■ DATA PROVIDED

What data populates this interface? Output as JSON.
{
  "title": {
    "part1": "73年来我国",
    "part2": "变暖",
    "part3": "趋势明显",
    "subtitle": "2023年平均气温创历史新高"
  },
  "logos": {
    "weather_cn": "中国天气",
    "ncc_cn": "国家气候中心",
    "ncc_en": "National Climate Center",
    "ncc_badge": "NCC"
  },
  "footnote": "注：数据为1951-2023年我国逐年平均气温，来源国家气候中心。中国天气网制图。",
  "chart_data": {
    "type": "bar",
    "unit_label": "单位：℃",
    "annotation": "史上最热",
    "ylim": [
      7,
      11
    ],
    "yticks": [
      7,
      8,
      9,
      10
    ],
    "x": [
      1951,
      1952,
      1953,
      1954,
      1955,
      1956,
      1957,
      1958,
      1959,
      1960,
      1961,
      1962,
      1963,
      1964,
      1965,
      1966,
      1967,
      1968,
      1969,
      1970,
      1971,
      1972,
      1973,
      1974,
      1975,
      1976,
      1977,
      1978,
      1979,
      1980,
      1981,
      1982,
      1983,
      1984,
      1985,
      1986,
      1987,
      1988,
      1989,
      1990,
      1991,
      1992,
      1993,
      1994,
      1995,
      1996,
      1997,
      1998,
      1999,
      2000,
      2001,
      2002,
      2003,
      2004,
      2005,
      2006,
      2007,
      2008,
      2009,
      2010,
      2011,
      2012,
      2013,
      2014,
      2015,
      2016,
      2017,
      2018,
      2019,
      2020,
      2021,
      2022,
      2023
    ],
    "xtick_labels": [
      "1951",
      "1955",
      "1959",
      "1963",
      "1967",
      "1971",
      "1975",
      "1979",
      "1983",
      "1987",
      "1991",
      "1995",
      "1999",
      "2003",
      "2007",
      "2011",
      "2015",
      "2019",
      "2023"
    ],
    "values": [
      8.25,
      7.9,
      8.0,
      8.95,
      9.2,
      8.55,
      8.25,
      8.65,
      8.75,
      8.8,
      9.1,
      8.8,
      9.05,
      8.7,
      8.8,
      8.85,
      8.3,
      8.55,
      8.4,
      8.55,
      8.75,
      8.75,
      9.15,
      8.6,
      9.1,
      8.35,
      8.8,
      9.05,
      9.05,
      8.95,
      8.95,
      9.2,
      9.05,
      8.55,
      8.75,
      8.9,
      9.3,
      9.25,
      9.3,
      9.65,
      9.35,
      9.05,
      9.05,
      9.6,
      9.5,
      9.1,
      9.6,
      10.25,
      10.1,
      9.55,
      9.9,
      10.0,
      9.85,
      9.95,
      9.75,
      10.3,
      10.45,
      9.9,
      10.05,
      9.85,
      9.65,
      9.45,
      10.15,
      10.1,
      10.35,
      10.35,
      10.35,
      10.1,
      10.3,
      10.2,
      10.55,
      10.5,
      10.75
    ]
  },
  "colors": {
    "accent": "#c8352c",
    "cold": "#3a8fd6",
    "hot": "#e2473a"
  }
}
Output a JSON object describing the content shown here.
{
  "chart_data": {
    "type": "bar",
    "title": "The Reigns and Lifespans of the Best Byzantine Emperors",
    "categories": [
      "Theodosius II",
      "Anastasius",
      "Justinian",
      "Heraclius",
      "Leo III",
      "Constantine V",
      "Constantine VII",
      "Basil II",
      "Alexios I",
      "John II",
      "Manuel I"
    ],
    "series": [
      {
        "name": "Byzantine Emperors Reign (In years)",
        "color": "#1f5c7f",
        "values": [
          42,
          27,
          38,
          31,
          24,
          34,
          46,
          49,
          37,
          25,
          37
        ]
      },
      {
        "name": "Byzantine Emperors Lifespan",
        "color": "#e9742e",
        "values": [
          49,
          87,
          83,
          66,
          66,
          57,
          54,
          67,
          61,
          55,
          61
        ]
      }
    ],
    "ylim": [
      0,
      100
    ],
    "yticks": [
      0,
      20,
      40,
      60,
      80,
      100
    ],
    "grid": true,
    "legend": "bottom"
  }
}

■ EXERCISE DETAILS
Copy out the full material exactly as it appears.

■ EXERCISE ANSWER
What data populates this interface? Output as JSON.
{
  "title": {
    "part1": "73年来我国",
    "part2": "变暖",
    "part3": "趋势明显",
    "subtitle": "2023年平均气温创历史新高"
  },
  "logos": {
    "weather_cn": "中国天气",
    "ncc_cn": "国家气候中心",
    "ncc_en": "National Climate Center",
    "ncc_badge": "NCC"
  },
  "footnote": "注：数据为1951-2023年我国逐年平均气温，来源国家气候中心。中国天气网制图。",
  "chart_data": {
    "type": "bar",
    "unit_label": "单位：℃",
    "annotation": "史上最热",
    "ylim": [
      7,
      11
    ],
    "yticks": [
      7,
      8,
      9,
      10
    ],
    "x": [
      1951,
      1952,
      1953,
      1954,
      1955,
      1956,
      1957,
      1958,
      1959,
      1960,
      1961,
      1962,
      1963,
      1964,
      1965,
      1966,
      1967,
      1968,
      1969,
      1970,
      1971,
      1972,
      1973,
      1974,
      1975,
      1976,
      1977,
      1978,
      1979,
      1980,
      1981,
      1982,
      1983,
      1984,
      1985,
      1986,
      1987,
      1988,
      1989,
      1990,
      1991,
      1992,
      1993,
      1994,
      1995,
      1996,
      1997,
      1998,
      1999,
      2000,
      2001,
      2002,
      2003,
      2004,
      2005,
      2006,
      2007,
      2008,
      2009,
      2010,
      2011,
      2012,
      2013,
      2014,
      2015,
      2016,
      2017,
      2018,
      2019,
      2020,
      2021,
      2022,
      2023
    ],
    "xtick_labels": [
      "1951",
      "1955",
      "1959",
      "1963",
      "1967",
      "1971",
      "1975",
      "1979",
      "1983",
      "1987",
      "1991",
      "1995",
      "1999",
      "2003",
      "2007",
      "2011",
      "2015",
      "2019",
      "2023"
    ],
    "values": [
      8.25,
      7.9,
      8.0,
      8.95,
      9.2,
      8.55,
      8.25,
      8.65,
      8.75,
      8.8,
      9.1,
      8.8,
      9.05,
      8.7,
      8.8,
      8.85,
      8.3,
      8.55,
      8.4,
      8.55,
      8.75,
      8.75,
      9.15,
      8.6,
      9.1,
      8.35,
      8.8,
      9.05,
      9.05,
      8.95,
      8.95,
      9.2,
      9.05,
      8.55,
      8.75,
      8.9,
      9.3,
      9.25,
      9.3,
      9.65,
      9.35,
      9.05,
      9.05,
      9.6,
      9.5,
      9.1,
      9.6,
      10.25,
      10.1,
      9.55,
      9.9,
      10.0,
      9.85,
      9.95,
      9.75,
      10.3,
      10.45,
      9.9,
      10.05,
      9.85,
      9.65,
      9.45,
      10.15,
      10.1,
      10.35,
      10.35,
      10.35,
      10.1,
      10.3,
      10.2,
      10.55,
      10.5,
      10.75
    ]
  },
  "colors": {
    "accent": "#c8352c",
    "cold": "#3a8fd6",
    "hot": "#e2473a"
  }
}
Output a JSON object describing the content shown here.
{
  "chart_data": {
    "type": "bar",
    "title": "The Reigns and Lifespans of the Best Byzantine Emperors",
    "categories": [
      "Theodosius II",
      "Anastasius",
      "Justinian",
      "Heraclius",
      "Leo III",
      "Constantine V",
      "Constantine VII",
      "Basil II",
      "Alexios I",
      "John II",
      "Manuel I"
    ],
    "series": [
      {
        "name": "Byzantine Emperors Reign (In years)",
        "color": "#1f5c7f",
        "values": [
          42,
          27,
          38,
          31,
          24,
          34,
          46,
          49,
          37,
          25,
          37
        ]
      },
      {
        "name": "Byzantine Emperors Lifespan",
        "color": "#e9742e",
        "values": [
          49,
          87,
          83,
          66,
          66,
          57,
          54,
          67,
          61,
          55,
          61
        ]
      }
    ],
    "ylim": [
      0,
      100
    ],
    "yticks": [
      0,
      20,
      40,
      60,
      80,
      100
    ],
    "grid": true,
    "legend": "bottom"
  }
}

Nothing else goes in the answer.